(Task description) List each line of the data that holds the word "JSON".

(Record list)

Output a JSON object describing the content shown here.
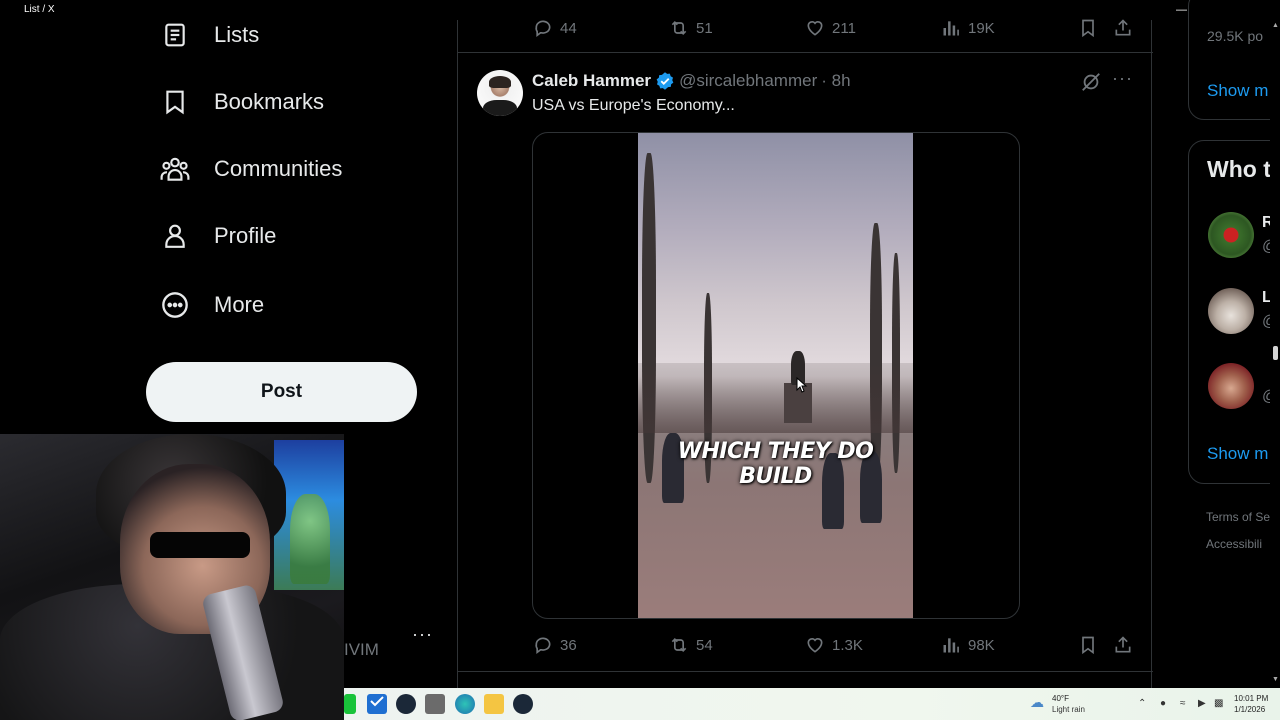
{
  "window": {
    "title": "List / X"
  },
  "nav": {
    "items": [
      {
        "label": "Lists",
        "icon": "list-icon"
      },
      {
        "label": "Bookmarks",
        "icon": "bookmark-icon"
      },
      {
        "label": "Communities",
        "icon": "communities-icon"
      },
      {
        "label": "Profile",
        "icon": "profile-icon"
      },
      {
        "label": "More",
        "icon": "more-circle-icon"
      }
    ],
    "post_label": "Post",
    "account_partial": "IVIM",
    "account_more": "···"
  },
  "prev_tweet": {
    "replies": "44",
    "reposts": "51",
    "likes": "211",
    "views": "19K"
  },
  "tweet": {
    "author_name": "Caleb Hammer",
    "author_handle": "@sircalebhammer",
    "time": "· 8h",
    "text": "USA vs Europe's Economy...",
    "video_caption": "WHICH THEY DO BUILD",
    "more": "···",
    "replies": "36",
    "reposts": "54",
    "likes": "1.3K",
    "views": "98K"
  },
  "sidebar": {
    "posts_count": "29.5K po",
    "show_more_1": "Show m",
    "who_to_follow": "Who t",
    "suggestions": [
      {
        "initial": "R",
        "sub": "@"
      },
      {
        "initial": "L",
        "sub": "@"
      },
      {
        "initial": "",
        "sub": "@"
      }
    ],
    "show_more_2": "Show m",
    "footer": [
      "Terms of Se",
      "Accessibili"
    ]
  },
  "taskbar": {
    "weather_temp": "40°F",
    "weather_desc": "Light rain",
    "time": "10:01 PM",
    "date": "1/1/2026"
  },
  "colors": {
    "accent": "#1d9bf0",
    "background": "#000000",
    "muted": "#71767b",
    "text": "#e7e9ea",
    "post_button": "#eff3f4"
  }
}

...

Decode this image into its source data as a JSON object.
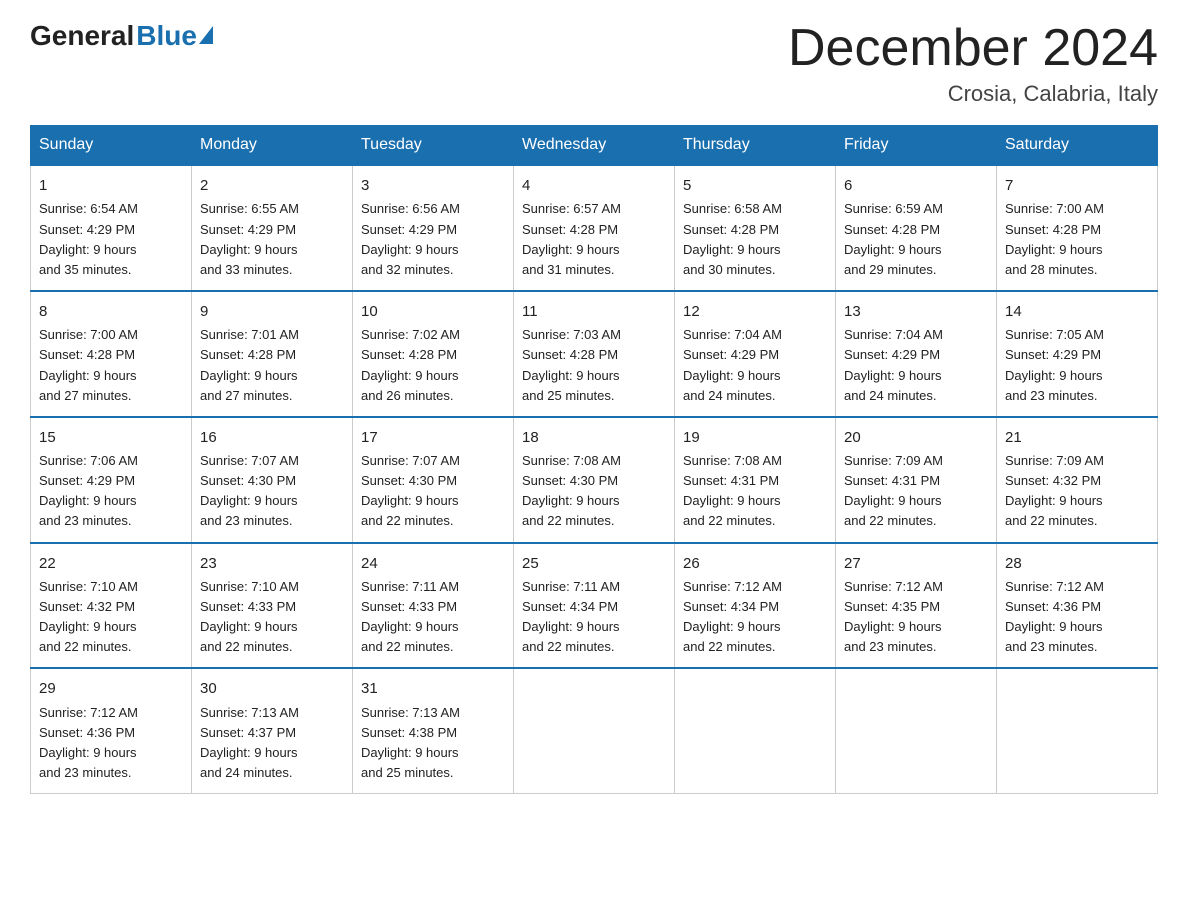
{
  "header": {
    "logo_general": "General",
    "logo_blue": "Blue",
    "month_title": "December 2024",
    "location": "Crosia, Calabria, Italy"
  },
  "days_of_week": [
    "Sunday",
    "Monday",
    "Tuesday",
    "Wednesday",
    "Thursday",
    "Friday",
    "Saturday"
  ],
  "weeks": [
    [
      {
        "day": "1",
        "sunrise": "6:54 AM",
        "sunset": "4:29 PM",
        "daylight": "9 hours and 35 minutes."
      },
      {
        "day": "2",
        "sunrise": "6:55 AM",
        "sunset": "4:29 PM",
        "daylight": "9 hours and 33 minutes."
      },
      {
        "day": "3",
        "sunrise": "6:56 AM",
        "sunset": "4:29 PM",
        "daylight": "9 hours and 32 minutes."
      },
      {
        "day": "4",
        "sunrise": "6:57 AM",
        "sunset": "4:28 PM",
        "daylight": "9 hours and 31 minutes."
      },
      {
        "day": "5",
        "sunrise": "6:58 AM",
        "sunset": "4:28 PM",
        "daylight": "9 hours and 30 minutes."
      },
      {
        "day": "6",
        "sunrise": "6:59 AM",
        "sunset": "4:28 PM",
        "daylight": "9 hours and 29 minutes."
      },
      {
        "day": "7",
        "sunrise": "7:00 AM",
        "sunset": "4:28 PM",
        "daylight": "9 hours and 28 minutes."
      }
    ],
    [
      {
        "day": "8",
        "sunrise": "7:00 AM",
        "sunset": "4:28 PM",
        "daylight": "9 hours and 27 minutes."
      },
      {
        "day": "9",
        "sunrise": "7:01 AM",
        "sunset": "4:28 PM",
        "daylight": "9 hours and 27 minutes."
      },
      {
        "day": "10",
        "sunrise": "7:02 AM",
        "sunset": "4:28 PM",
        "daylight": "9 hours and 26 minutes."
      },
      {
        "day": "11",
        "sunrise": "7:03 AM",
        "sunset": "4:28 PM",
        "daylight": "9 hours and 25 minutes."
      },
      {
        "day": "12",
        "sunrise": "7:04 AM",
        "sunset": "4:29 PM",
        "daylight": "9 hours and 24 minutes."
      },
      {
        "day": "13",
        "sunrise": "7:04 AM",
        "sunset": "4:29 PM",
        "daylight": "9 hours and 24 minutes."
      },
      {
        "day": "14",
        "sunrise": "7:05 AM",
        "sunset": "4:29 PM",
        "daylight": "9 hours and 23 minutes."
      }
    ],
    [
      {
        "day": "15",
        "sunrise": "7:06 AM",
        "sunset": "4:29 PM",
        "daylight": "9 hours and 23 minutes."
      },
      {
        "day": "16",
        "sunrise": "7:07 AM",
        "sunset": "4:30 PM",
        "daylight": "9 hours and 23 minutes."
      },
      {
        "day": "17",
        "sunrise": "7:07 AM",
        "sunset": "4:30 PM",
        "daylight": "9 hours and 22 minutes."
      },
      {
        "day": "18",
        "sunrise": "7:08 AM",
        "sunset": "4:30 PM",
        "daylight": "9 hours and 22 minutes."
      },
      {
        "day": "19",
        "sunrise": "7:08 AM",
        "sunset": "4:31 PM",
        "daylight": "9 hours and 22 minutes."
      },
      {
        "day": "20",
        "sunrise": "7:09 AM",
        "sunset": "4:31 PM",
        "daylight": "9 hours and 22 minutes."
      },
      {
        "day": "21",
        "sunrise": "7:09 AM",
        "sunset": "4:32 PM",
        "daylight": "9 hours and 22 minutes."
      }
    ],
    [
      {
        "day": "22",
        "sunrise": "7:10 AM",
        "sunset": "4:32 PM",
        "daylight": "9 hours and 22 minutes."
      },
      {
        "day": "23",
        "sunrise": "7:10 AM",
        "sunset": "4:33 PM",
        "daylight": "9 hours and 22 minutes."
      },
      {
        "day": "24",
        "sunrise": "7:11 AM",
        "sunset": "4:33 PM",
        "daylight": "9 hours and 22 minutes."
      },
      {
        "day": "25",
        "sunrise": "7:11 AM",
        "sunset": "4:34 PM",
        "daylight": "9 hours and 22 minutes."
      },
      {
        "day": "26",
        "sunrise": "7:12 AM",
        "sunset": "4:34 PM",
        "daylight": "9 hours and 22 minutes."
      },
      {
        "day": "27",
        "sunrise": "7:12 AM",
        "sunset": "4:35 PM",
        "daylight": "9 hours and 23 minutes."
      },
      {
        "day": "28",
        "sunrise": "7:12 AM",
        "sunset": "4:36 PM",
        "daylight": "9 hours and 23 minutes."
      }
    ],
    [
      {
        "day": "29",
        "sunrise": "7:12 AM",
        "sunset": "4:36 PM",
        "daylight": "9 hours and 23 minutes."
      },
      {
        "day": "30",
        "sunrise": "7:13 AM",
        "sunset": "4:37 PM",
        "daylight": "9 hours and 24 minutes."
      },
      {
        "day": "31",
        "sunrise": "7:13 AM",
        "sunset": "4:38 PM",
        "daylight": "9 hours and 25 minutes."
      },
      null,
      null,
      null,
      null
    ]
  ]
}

(Task response)
Output a JSON object describing the content shown here.
Decode this image into its source data as a JSON object.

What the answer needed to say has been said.